-- Begin MATERIAL --
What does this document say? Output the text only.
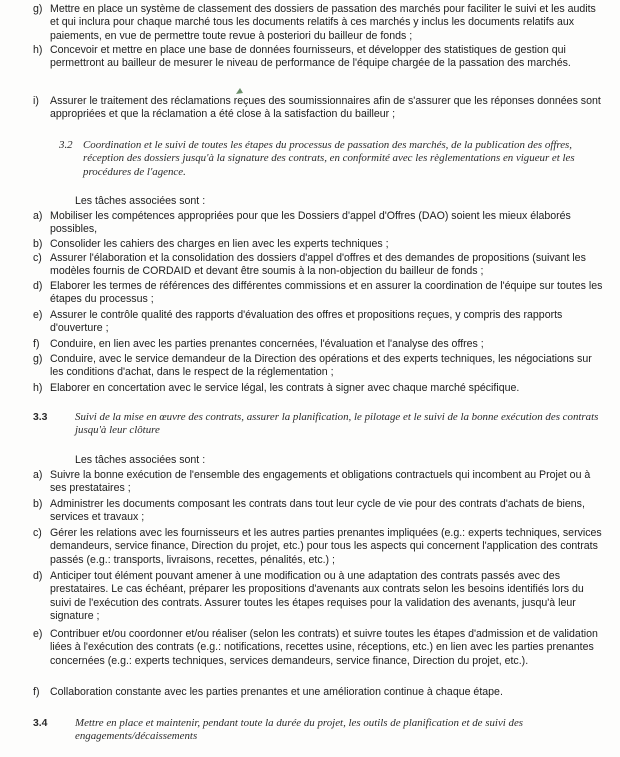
g) Mettre en place un système de classement des dossiers de passation des marchés pour faciliter le suivi et les audits et qui inclura pour chaque marché tous les documents relatifs à ces marchés y inclus les documents relatifs aux paiements, en vue de permettre toute revue à posteriori du bailleur de fonds ;
h) Concevoir et mettre en place une base de données fournisseurs, et développer des statistiques de gestion qui permettront au bailleur de mesurer le niveau de performance de l'équipe chargée de la passation des marchés.
i) Assurer le traitement des réclamations reçues des soumissionnaires afin de s'assurer que les réponses données sont appropriées et que la réclamation a été close à la satisfaction du bailleur ;
3.2 Coordination et le suivi de toutes les étapes du processus de passation des marchés, de la publication des offres, réception des dossiers jusqu'à la signature des contrats, en conformité avec les règlementations en vigueur et les procédures de l'agence.
Les tâches associées sont :
a) Mobiliser les compétences appropriées pour que les Dossiers d'appel d'Offres (DAO) soient les mieux élaborés possibles,
b) Consolider les cahiers des charges en lien avec les experts techniques ;
c) Assurer l'élaboration et la consolidation des dossiers d'appel d'offres et des demandes de propositions (suivant les modèles fournis de CORDAID et devant être soumis à la non-objection du bailleur de fonds ;
d) Elaborer les termes de références des différentes commissions et en assurer la coordination de l'équipe sur toutes les étapes du processus ;
e) Assurer le contrôle qualité des rapports d'évaluation des offres et propositions reçues, y compris des rapports d'ouverture ;
f) Conduire, en lien avec les parties prenantes concernées, l'évaluation et l'analyse des offres ;
g) Conduire, avec le service demandeur de la Direction des opérations et des experts techniques, les négociations sur les conditions d'achat, dans le respect de la réglementation ;
h) Elaborer en concertation avec le service légal, les contrats à signer avec chaque marché spécifique.
3.3	Suivi de la mise en œuvre des contrats, assurer la planification, le pilotage et le suivi de la bonne exécution des contrats jusqu'à leur clôture
Les tâches associées sont :
a) Suivre la bonne exécution de l'ensemble des engagements et obligations contractuels qui incombent au Projet ou à ses prestataires ;
b) Administrer les documents composant les contrats dans tout leur cycle de vie pour des contrats d'achats de biens, services et travaux ;
c) Gérer les relations avec les fournisseurs et les autres parties prenantes impliquées (e.g.: experts techniques, services demandeurs, service finance, Direction du projet, etc.) pour tous les aspects qui concernent l'application des contrats passés (e.g.: transports, livraisons, recettes, pénalités, etc.) ;
d) Anticiper tout élément pouvant amener à une modification ou à une adaptation des contrats passés avec des prestataires. Le cas échéant, préparer les propositions d'avenants aux contrats selon les besoins identifiés lors du suivi de l'exécution des contrats. Assurer toutes les étapes requises pour la validation des avenants, jusqu'à leur signature ;
e) Contribuer et/ou coordonner et/ou réaliser (selon les contrats) et suivre toutes les étapes d'admission et de validation liées à l'exécution des contrats (e.g.: notifications, recettes usine, réceptions, etc.) en lien avec les parties prenantes concernées (e.g.: experts techniques, services demandeurs, service finance, Direction du projet, etc.).
f) Collaboration constante avec les parties prenantes et une amélioration continue à chaque étape.
3.4	Mettre en place et maintenir, pendant toute la durée du projet, les outils de planification et de suivi des engagements/décaissements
-- End MATERIAL --
__WHAT IS REQUIRED__:
Output the data exactly. Pictures don't belong in the result.

__SOLUTION__:
What does this document say? Output the text only.
g) Mettre en place un système de classement des dossiers de passation des marchés pour faciliter le suivi et les audits et qui inclura pour chaque marché tous les documents relatifs à ces marchés y inclus les documents relatifs aux paiements, en vue de permettre toute revue à posteriori du bailleur de fonds ;
h) Concevoir et mettre en place une base de données fournisseurs, et développer des statistiques de gestion qui permettront au bailleur de mesurer le niveau de performance de l'équipe chargée de la passation des marchés.
i) Assurer le traitement des réclamations reçues des soumissionnaires afin de s'assurer que les réponses données sont appropriées et que la réclamation a été close à la satisfaction du bailleur ;
3.2 Coordination et le suivi de toutes les étapes du processus de passation des marchés, de la publication des offres, réception des dossiers jusqu'à la signature des contrats, en conformité avec les règlementations en vigueur et les procédures de l'agence.
Les tâches associées sont :
a) Mobiliser les compétences appropriées pour que les Dossiers d'appel d'Offres (DAO) soient les mieux élaborés possibles,
b) Consolider les cahiers des charges en lien avec les experts techniques ;
c) Assurer l'élaboration et la consolidation des dossiers d'appel d'offres et des demandes de propositions (suivant les modèles fournis de CORDAID et devant être soumis à la non-objection du bailleur de fonds ;
d) Elaborer les termes de références des différentes commissions et en assurer la coordination de l'équipe sur toutes les étapes du processus ;
e) Assurer le contrôle qualité des rapports d'évaluation des offres et propositions reçues, y compris des rapports d'ouverture ;
f) Conduire, en lien avec les parties prenantes concernées, l'évaluation et l'analyse des offres ;
g) Conduire, avec le service demandeur de la Direction des opérations et des experts techniques, les négociations sur les conditions d'achat, dans le respect de la réglementation ;
h) Elaborer en concertation avec le service légal, les contrats à signer avec chaque marché spécifique.
3.3	Suivi de la mise en œuvre des contrats, assurer la planification, le pilotage et le suivi de la bonne exécution des contrats jusqu'à leur clôture
Les tâches associées sont :
a) Suivre la bonne exécution de l'ensemble des engagements et obligations contractuels qui incombent au Projet ou à ses prestataires ;
b) Administrer les documents composant les contrats dans tout leur cycle de vie pour des contrats d'achats de biens, services et travaux ;
c) Gérer les relations avec les fournisseurs et les autres parties prenantes impliquées (e.g.: experts techniques, services demandeurs, service finance, Direction du projet, etc.) pour tous les aspects qui concernent l'application des contrats passés (e.g.: transports, livraisons, recettes, pénalités, etc.) ;
d) Anticiper tout élément pouvant amener à une modification ou à une adaptation des contrats passés avec des prestataires. Le cas échéant, préparer les propositions d'avenants aux contrats selon les besoins identifiés lors du suivi de l'exécution des contrats. Assurer toutes les étapes requises pour la validation des avenants, jusqu'à leur signature ;
e) Contribuer et/ou coordonner et/ou réaliser (selon les contrats) et suivre toutes les étapes d'admission et de validation liées à l'exécution des contrats (e.g.: notifications, recettes usine, réceptions, etc.) en lien avec les parties prenantes concernées (e.g.: experts techniques, services demandeurs, service finance, Direction du projet, etc.).
f) Collaboration constante avec les parties prenantes et une amélioration continue à chaque étape.
3.4	Mettre en place et maintenir, pendant toute la durée du projet, les outils de planification et de suivi des engagements/décaissements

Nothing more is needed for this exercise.